# [TASK DESCRIPTION]
Pick every line with "name" from the material below.

---

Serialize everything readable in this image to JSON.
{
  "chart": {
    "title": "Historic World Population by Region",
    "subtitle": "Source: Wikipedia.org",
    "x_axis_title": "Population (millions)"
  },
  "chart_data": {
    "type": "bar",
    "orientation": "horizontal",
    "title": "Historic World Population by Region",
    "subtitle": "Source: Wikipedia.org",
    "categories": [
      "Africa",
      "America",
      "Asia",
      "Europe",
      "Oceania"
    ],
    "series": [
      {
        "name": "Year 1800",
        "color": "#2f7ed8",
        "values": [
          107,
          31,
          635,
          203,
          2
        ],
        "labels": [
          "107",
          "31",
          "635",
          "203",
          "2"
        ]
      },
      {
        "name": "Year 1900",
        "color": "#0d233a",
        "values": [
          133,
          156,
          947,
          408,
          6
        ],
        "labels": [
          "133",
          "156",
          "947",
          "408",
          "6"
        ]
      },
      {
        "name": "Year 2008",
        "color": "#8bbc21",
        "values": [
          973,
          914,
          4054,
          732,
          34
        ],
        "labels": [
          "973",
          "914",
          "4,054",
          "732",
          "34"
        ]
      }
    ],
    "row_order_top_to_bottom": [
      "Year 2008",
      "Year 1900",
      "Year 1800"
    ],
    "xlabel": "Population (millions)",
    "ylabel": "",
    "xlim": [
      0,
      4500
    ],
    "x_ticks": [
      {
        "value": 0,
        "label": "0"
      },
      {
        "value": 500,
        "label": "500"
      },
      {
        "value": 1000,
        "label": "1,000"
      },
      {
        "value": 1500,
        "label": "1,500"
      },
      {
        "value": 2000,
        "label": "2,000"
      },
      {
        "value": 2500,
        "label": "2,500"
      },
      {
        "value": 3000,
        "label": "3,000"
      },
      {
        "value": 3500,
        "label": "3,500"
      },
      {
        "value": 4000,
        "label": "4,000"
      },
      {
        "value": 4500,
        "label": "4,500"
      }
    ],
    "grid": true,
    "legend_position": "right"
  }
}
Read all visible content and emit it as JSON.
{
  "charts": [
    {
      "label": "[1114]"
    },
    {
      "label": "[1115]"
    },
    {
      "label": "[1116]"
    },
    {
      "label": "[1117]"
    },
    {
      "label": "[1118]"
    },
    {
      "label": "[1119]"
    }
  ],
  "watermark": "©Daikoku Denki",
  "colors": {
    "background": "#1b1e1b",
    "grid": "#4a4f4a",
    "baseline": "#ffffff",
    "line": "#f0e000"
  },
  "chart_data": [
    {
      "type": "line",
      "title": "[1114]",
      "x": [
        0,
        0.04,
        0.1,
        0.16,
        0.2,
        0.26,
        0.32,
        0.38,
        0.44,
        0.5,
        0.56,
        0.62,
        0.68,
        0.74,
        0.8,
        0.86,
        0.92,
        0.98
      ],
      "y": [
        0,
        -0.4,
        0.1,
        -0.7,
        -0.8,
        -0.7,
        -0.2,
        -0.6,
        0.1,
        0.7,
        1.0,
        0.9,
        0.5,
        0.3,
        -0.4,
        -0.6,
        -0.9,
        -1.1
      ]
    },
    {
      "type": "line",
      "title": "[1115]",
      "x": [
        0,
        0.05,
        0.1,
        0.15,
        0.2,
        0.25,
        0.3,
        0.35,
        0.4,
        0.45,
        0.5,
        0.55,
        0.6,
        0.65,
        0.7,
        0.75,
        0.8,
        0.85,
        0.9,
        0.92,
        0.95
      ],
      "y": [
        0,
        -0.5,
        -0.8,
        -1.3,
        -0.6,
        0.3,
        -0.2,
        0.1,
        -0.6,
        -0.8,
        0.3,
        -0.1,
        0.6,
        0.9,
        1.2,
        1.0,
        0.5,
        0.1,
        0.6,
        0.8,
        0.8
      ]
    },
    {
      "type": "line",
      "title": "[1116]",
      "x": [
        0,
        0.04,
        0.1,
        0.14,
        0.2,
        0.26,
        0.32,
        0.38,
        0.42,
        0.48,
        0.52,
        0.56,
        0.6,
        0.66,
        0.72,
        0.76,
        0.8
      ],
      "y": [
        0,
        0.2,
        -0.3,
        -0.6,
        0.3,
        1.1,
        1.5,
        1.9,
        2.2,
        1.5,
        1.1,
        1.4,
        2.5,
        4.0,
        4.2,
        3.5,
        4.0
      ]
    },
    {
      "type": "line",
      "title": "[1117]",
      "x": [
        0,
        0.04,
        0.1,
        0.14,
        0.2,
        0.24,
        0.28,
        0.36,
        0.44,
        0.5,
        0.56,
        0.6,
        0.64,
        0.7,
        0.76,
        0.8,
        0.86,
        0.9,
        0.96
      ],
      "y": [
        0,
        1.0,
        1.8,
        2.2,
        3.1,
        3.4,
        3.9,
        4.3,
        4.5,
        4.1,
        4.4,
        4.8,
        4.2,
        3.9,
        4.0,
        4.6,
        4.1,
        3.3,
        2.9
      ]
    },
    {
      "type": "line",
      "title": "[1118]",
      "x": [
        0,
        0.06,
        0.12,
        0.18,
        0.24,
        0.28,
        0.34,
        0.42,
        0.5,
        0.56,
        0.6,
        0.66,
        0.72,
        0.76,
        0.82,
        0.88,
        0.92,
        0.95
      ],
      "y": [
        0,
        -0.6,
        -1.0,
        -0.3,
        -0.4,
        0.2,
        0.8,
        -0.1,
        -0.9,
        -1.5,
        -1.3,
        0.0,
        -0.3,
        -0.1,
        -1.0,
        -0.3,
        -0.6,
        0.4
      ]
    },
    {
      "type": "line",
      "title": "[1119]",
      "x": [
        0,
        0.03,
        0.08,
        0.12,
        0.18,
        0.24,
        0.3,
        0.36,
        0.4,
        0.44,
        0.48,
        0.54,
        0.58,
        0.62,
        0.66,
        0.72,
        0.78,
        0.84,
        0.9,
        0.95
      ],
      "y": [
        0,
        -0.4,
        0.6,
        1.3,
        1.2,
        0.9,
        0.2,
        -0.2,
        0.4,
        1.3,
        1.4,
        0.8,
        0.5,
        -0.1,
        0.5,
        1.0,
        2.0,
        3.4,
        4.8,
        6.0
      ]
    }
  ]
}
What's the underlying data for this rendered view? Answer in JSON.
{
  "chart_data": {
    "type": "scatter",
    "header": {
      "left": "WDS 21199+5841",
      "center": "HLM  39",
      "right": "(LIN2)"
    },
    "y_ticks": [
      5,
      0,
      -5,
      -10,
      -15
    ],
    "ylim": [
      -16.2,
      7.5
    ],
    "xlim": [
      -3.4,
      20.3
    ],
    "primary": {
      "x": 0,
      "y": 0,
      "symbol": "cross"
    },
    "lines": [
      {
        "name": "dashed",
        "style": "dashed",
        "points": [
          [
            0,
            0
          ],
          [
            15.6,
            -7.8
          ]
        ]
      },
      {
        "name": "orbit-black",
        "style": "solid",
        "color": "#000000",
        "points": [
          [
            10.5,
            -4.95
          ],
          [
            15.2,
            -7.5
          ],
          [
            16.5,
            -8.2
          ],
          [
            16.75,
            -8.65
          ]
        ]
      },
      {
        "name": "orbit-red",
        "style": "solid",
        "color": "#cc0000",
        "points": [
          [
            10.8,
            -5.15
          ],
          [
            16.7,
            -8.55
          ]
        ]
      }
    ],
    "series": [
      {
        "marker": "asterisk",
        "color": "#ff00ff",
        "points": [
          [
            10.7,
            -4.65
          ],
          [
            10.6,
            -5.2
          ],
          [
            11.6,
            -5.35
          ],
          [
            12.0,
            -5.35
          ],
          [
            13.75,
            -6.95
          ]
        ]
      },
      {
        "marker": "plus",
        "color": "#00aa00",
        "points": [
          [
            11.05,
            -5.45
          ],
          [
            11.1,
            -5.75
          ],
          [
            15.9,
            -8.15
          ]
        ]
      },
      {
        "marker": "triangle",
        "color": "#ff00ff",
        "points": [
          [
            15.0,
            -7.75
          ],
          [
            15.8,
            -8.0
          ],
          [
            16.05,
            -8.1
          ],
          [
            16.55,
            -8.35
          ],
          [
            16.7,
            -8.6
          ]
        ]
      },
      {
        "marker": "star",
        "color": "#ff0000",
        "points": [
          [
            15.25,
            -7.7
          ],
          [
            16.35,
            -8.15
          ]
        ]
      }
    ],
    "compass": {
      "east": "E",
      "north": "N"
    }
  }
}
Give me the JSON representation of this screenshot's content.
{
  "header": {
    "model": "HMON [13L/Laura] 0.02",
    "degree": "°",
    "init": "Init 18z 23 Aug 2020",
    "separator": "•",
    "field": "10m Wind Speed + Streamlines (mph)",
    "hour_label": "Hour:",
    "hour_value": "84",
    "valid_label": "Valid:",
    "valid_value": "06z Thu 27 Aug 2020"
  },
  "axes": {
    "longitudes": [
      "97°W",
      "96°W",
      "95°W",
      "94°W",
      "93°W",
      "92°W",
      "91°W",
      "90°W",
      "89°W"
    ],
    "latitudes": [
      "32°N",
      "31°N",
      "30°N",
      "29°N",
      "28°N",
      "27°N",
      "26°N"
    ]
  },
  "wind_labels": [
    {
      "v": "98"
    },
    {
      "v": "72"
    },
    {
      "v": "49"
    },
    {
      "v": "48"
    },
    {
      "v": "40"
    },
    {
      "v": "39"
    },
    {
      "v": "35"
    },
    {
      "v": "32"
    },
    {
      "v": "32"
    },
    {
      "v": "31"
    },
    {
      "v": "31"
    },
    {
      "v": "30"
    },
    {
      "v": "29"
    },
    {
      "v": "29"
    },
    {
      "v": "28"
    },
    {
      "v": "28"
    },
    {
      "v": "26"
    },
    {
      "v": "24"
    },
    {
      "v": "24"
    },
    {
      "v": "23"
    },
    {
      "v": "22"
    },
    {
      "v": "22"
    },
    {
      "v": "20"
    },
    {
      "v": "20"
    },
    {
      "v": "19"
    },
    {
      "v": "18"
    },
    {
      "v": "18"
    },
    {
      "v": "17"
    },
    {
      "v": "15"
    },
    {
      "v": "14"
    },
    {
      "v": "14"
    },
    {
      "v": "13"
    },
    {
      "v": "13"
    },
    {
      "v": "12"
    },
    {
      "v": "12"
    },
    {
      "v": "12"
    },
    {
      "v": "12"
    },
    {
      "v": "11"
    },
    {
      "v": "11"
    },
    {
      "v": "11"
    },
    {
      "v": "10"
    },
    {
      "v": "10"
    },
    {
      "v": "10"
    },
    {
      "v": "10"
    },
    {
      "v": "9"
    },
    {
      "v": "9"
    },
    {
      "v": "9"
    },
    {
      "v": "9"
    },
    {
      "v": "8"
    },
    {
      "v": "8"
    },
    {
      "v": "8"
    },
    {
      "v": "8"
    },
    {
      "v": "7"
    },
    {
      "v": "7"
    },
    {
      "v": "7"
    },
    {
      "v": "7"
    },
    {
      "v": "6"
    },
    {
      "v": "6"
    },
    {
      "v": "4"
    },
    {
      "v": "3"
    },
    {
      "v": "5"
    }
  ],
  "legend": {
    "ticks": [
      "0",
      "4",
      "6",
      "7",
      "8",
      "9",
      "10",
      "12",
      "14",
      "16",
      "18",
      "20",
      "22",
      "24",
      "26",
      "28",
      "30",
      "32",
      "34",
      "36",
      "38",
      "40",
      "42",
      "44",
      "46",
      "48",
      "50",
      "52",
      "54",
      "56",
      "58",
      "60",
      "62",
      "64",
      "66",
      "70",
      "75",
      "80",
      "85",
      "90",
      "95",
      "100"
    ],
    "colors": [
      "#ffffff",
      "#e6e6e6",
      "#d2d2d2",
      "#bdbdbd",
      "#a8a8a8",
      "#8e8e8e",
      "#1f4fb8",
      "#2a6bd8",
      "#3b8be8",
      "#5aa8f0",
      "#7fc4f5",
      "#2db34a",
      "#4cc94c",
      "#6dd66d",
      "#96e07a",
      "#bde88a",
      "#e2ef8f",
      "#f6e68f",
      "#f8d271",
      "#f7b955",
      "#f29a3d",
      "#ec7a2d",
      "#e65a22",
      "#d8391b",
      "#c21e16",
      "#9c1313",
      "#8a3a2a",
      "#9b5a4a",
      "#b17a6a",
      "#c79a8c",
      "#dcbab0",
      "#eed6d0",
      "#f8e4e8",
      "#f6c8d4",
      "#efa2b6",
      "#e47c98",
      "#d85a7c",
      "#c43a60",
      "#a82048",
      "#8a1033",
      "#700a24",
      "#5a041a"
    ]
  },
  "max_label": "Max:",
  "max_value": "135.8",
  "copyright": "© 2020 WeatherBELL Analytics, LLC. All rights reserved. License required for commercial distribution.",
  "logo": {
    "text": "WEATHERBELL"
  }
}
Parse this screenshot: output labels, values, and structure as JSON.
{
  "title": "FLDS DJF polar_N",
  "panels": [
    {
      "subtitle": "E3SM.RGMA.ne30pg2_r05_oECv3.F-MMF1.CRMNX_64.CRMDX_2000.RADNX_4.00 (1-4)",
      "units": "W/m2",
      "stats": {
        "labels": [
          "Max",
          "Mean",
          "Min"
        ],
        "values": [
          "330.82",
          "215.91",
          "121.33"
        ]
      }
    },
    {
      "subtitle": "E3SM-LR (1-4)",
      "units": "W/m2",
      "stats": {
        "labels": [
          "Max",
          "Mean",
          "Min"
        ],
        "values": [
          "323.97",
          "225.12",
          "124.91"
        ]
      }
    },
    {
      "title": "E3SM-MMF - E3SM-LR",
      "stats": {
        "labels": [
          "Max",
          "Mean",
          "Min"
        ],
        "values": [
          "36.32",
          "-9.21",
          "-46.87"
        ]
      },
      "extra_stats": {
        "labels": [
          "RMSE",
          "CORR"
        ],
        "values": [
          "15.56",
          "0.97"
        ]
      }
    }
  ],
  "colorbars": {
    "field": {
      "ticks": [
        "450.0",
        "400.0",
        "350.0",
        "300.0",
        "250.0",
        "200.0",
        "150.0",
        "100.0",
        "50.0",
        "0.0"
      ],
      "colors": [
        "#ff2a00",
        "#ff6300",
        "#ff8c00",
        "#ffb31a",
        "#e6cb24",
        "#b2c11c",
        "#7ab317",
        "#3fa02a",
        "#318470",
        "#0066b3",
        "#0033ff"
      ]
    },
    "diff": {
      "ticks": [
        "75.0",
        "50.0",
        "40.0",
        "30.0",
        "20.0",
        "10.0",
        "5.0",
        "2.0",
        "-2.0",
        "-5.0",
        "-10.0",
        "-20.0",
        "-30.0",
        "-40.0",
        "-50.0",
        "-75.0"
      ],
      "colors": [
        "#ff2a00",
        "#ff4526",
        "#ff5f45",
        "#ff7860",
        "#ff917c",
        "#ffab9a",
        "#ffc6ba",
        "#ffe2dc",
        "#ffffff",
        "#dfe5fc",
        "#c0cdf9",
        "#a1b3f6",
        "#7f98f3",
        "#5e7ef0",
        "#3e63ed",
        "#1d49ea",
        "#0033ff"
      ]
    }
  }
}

---

# [SOLUTION BELOW]
        "name": "Year 1800",
        "name": "Year 1900",
        "name": "Year 2008",
        "name": "dashed",
        "name": "orbit-black",
        "name": "orbit-red",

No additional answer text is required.